• Short problem: Collect every line below that contains the word "most".

• Entries:
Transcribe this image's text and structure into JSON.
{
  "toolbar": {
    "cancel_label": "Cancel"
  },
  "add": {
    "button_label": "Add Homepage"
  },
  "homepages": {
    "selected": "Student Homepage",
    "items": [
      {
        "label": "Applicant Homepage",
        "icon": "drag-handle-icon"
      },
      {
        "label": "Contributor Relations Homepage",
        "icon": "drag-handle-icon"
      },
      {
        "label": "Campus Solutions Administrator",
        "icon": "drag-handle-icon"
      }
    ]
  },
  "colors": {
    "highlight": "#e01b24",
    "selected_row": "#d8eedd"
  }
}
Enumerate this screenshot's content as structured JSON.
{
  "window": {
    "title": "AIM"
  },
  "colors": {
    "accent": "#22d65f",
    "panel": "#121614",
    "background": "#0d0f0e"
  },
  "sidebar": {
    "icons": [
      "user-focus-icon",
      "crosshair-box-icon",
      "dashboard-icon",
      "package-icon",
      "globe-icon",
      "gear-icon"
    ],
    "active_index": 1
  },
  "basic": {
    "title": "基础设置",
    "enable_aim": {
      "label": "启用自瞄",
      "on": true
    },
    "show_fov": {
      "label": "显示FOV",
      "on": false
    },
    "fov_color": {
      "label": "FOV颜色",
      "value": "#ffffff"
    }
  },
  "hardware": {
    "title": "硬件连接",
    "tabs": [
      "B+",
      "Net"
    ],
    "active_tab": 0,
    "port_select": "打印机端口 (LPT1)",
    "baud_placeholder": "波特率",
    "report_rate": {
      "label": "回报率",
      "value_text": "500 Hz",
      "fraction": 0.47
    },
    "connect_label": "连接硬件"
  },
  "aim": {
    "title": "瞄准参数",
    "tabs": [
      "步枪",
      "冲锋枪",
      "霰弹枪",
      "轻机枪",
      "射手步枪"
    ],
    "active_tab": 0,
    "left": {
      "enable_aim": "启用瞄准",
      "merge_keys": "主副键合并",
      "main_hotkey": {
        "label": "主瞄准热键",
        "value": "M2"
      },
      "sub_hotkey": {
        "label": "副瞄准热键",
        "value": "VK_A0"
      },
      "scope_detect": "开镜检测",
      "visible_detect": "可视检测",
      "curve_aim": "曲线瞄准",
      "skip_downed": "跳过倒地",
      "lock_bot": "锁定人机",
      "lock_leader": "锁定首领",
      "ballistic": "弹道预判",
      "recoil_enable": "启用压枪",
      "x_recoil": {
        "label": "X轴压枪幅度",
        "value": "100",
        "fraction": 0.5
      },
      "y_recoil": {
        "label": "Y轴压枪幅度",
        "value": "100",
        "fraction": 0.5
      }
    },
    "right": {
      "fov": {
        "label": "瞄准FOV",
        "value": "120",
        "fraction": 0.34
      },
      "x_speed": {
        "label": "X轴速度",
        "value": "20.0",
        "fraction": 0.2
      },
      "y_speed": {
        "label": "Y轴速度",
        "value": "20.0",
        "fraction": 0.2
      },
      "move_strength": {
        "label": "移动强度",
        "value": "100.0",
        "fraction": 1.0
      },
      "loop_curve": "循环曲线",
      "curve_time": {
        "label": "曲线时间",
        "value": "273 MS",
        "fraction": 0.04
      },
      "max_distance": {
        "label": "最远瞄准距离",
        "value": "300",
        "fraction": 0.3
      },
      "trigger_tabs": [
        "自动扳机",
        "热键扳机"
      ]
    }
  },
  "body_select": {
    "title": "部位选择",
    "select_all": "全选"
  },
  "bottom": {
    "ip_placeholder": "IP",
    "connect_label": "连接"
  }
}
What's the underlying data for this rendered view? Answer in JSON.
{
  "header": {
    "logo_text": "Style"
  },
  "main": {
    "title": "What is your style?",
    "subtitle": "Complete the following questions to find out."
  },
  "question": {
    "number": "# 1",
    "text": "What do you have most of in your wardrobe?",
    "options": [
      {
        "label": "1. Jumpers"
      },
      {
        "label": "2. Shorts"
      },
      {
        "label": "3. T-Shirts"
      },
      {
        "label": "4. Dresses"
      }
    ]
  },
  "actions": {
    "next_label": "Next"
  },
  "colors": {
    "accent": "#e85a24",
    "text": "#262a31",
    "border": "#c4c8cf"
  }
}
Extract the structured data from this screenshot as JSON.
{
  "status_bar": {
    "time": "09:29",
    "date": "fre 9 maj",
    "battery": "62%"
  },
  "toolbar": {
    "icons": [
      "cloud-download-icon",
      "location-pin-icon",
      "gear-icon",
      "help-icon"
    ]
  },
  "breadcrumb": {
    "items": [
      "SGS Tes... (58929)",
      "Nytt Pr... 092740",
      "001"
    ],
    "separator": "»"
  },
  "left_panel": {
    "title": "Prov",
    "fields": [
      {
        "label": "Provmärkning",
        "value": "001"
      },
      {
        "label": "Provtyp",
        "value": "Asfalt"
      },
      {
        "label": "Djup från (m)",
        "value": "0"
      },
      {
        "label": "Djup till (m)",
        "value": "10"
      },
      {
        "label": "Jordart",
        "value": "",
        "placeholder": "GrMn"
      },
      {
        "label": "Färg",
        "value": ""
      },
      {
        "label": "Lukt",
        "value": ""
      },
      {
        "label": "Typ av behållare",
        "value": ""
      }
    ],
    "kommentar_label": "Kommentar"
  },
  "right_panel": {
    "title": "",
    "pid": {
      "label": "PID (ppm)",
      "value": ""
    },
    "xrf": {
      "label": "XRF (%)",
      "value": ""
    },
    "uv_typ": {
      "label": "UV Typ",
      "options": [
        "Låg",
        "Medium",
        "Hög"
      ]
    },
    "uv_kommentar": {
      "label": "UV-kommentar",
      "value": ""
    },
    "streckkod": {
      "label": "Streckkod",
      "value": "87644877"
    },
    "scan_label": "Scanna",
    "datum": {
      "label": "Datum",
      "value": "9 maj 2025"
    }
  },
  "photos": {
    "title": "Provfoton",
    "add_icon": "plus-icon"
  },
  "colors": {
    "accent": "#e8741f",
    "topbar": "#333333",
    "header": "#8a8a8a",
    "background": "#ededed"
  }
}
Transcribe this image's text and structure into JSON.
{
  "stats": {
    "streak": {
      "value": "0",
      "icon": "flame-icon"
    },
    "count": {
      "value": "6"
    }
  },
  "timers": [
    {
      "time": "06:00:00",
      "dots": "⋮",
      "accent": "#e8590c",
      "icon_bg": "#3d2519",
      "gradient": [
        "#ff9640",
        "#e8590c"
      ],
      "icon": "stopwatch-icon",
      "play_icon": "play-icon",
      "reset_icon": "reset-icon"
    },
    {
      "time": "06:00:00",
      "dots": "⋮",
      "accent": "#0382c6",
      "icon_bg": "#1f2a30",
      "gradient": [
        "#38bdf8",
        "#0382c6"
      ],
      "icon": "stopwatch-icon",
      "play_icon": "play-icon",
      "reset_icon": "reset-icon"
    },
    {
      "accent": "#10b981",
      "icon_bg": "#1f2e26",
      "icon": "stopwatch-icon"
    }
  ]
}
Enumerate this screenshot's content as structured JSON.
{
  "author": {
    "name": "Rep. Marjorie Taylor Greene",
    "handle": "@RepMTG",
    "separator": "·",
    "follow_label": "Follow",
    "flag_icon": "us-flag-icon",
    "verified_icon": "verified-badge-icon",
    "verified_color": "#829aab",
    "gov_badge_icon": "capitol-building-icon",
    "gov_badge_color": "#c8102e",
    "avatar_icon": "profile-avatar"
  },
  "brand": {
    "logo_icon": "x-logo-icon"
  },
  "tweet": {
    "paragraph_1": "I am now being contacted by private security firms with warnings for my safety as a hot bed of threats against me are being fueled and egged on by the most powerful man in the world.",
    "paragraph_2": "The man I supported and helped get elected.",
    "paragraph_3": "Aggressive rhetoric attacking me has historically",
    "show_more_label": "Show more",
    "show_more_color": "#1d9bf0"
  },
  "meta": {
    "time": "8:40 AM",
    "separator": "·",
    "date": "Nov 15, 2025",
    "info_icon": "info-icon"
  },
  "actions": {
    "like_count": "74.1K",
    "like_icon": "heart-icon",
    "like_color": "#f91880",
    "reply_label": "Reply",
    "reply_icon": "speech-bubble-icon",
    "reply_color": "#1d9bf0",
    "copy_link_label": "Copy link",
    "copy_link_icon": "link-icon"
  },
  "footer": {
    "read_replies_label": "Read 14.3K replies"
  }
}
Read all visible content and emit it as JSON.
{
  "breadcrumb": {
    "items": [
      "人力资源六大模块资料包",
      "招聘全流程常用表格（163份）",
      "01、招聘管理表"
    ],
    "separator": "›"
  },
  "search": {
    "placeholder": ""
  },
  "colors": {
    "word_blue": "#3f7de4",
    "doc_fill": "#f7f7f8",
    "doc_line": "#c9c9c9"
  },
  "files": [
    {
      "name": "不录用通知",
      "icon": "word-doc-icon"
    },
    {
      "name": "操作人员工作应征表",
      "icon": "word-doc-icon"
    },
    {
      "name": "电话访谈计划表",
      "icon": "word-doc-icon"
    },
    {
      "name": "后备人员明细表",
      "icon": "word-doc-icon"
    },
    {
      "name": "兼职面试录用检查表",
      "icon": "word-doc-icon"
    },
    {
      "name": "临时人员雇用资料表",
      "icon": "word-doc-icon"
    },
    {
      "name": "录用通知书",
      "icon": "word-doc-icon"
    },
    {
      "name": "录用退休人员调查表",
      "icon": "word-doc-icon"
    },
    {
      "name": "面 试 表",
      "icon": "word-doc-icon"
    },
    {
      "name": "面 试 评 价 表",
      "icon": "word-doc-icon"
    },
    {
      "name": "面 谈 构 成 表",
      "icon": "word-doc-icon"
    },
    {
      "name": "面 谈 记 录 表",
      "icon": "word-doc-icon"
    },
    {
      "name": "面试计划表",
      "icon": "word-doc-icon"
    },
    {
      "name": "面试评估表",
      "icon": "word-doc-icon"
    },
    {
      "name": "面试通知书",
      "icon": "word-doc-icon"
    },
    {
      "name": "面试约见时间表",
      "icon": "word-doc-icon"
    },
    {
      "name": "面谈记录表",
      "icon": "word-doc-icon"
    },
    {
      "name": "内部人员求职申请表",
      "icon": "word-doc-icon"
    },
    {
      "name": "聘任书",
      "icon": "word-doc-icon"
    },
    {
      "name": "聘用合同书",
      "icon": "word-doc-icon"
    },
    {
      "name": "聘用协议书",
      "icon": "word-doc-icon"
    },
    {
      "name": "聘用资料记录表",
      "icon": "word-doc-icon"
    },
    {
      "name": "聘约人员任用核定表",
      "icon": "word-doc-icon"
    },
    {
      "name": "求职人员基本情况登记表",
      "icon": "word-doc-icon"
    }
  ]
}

• Exercise answer:
    "text": "What do you have most of in your wardrobe?",
    "paragraph_1": "I am now being contacted by private security firms with warnings for my safety as a hot bed of threats against me are being fueled and egged on by the most powerful man in the world.",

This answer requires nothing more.